Work to do »
Look through the material and copy each line holding "name".
— start of Exercise material —
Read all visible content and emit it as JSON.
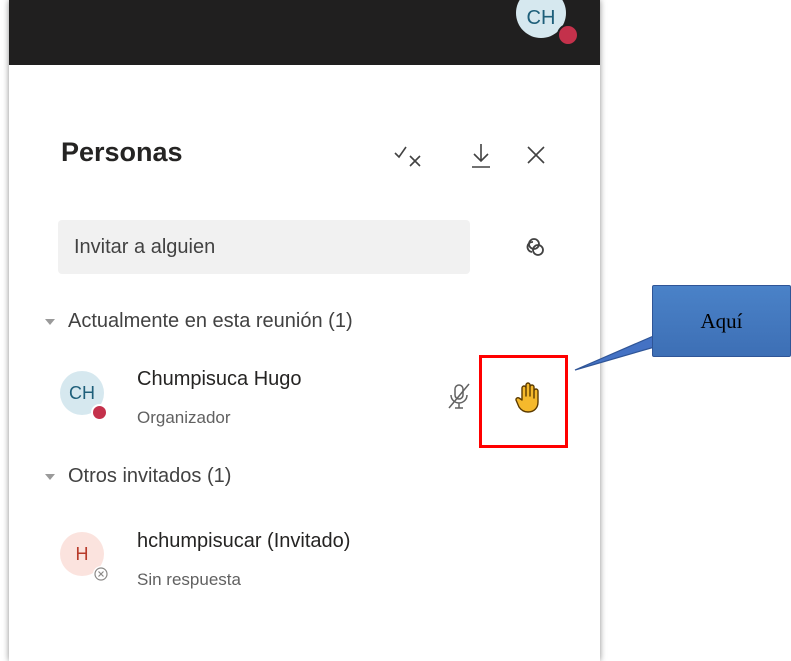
{
  "panel": {
    "title": "Personas",
    "top_avatar_initials": "CH",
    "invite_placeholder": "Invitar a alguien"
  },
  "sections": {
    "current": "Actualmente en esta reunión (1)",
    "others": "Otros invitados (1)"
  },
  "participants": [
    {
      "initials": "CH",
      "name": "Chumpisuca Hugo",
      "role": "Organizador",
      "avatar_bg": "#d6e8ef",
      "avatar_fg": "#1e5f7a",
      "status_color": "#c4314b"
    },
    {
      "initials": "H",
      "name": "hchumpisucar (Invitado)",
      "role": "Sin respuesta",
      "avatar_bg": "#fbe3de",
      "avatar_fg": "#b83b2a"
    }
  ],
  "callout": {
    "text": "Aquí"
  },
  "icons": {
    "header": [
      "check-x-icon",
      "download-icon",
      "close-icon"
    ],
    "invite_link": "link-icon",
    "participant_actions": [
      "mic-off-icon",
      "raised-hand-icon"
    ]
  },
  "colors": {
    "topbar": "#201f1f",
    "hand": "#f5b92c",
    "highlight": "#ff0000",
    "callout_fill": "#4472c4"
  }
}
— end of Exercise material —
Solution for this problem »
      "name": "Chumpisuca Hugo",
      "name": "hchumpisucar (Invitado)",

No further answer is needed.